--- START ---
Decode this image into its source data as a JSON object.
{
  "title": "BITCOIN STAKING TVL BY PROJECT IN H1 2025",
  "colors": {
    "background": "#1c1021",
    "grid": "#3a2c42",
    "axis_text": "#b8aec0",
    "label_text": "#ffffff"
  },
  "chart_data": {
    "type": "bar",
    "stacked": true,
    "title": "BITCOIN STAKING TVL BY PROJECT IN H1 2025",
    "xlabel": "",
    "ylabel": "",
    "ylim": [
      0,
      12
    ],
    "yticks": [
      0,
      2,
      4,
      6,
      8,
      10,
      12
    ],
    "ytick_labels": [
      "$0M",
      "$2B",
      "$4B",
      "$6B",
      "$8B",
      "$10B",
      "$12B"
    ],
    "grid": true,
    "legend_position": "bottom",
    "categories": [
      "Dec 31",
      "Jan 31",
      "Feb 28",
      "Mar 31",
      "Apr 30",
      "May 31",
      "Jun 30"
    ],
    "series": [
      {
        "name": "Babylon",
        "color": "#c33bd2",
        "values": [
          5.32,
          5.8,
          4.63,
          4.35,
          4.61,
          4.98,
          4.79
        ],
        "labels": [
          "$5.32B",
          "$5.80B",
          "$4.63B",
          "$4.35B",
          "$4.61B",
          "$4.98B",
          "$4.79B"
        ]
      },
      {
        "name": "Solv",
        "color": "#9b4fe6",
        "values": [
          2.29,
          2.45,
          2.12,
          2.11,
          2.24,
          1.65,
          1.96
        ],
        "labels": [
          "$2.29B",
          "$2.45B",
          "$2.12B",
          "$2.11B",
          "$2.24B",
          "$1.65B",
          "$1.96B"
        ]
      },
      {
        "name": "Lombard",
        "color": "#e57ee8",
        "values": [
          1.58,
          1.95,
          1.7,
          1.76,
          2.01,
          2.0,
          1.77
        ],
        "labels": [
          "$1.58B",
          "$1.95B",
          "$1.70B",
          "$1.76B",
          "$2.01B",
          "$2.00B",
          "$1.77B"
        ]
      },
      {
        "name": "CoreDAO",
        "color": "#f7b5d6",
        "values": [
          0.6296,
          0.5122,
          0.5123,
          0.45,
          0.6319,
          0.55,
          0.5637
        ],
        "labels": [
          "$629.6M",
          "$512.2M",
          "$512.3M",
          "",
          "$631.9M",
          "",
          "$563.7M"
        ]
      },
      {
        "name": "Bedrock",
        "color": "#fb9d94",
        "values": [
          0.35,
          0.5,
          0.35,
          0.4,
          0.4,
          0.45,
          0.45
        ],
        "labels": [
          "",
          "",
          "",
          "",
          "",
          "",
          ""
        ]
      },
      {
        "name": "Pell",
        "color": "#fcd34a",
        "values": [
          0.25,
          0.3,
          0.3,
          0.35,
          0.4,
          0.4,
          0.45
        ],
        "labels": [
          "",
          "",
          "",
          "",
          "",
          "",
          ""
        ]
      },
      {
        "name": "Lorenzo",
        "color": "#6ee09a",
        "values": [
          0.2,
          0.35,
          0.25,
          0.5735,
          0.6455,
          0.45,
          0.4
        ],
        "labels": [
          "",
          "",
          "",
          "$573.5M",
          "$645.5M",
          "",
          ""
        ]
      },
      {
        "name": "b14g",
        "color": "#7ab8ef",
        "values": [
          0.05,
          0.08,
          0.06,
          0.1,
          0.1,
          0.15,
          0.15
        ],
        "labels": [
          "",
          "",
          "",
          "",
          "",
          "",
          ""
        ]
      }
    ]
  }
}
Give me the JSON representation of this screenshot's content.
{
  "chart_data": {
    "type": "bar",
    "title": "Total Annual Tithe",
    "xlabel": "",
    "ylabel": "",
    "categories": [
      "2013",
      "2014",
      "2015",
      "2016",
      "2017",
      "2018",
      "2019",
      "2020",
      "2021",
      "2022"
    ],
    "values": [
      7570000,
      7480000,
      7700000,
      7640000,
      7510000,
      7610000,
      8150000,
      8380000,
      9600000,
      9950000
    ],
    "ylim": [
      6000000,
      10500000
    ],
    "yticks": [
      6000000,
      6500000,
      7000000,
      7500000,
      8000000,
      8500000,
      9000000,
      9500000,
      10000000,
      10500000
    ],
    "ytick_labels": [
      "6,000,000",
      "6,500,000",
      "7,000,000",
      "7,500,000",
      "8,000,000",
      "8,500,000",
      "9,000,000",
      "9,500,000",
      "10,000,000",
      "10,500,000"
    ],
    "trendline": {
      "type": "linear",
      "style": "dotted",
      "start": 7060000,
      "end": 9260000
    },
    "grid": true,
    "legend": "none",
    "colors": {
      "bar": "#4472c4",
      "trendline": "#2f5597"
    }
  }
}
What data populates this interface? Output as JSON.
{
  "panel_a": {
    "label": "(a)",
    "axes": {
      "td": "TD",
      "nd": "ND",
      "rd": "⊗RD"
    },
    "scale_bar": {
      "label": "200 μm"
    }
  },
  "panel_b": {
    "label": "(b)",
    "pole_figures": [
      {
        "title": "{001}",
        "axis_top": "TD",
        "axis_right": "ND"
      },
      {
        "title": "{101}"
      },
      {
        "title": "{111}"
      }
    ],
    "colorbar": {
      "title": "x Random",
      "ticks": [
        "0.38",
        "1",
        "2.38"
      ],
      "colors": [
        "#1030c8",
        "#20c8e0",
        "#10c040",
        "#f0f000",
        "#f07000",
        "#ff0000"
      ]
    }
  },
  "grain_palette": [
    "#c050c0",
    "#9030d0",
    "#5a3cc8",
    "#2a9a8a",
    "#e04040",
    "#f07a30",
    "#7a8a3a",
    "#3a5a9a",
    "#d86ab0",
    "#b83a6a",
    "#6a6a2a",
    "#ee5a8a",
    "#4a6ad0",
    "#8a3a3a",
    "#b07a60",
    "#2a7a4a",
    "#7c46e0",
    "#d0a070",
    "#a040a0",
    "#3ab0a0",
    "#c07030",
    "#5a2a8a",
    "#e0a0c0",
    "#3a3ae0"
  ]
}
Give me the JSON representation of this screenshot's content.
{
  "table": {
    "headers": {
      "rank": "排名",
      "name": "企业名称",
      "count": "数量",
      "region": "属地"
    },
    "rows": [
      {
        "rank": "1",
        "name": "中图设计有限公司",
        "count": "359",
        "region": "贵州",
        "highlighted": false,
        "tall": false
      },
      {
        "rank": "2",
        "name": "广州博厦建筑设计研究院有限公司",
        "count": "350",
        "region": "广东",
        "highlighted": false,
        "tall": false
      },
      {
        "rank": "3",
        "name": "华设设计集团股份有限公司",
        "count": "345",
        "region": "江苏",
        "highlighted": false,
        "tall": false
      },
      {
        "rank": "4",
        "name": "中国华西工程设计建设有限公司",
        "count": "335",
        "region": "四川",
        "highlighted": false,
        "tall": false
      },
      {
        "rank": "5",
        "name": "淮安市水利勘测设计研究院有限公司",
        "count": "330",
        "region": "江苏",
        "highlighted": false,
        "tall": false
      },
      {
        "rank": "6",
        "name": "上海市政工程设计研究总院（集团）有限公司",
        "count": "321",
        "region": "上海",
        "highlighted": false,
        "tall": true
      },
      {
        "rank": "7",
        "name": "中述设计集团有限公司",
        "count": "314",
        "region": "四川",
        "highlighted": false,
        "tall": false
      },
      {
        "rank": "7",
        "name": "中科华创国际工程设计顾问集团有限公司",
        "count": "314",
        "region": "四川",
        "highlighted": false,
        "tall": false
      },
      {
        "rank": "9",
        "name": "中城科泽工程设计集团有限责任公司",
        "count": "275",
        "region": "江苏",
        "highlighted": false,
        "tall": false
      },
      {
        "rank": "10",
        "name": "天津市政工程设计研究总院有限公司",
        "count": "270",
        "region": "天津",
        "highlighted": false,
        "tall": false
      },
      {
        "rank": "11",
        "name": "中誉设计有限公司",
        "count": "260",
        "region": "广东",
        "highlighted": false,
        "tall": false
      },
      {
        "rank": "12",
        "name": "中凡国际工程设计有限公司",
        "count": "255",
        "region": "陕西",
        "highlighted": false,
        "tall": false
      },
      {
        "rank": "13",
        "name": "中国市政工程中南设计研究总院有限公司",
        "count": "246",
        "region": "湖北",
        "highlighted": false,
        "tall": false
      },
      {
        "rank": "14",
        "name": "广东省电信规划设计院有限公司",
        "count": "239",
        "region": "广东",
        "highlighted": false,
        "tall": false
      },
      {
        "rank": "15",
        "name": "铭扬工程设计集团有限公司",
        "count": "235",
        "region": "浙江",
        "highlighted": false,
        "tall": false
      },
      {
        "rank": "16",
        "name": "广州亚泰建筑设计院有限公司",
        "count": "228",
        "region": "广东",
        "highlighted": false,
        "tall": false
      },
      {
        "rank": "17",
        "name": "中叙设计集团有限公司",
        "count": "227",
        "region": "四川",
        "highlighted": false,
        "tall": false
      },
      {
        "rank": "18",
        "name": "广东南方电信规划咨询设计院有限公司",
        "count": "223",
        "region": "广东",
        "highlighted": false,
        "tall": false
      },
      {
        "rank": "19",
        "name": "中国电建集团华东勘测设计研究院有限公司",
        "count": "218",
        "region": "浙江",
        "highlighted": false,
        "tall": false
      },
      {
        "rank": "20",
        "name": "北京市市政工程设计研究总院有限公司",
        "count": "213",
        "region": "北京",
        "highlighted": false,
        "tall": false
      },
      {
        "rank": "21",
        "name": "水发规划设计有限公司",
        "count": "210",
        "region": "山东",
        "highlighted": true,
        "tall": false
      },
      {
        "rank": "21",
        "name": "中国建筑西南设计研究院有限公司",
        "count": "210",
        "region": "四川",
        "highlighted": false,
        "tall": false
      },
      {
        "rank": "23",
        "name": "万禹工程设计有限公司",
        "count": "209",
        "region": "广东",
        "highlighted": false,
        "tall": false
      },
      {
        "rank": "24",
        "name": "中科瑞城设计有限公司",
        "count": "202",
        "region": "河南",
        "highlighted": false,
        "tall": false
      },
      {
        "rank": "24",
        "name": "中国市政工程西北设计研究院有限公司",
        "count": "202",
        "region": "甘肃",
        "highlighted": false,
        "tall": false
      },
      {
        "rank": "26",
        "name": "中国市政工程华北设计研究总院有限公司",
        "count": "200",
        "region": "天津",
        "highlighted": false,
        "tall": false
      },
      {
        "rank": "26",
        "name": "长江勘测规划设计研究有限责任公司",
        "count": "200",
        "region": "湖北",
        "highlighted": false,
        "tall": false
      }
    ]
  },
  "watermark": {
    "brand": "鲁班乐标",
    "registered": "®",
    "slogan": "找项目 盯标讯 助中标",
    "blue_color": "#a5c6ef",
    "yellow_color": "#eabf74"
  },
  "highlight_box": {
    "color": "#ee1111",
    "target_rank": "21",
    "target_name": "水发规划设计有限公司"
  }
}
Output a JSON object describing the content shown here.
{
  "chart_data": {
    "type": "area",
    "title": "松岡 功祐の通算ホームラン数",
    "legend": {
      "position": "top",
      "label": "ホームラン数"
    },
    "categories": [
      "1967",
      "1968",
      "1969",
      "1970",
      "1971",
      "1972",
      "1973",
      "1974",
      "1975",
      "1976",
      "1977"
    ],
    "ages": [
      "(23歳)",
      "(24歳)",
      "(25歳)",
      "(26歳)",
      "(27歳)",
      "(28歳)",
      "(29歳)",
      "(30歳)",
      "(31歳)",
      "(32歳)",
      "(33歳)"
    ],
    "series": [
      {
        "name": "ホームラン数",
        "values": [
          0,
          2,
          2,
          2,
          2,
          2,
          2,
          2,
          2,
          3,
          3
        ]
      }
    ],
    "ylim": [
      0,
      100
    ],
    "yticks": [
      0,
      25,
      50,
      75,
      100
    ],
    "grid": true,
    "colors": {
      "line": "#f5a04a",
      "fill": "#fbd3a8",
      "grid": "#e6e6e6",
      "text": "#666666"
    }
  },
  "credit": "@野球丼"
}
--- END ---
• _Task goal_: Which lines hold the word "Output"? Copy every one of them.

• _Answer to this task_:
What data populates this interface? Output as JSON.
Output a JSON object describing the content shown here.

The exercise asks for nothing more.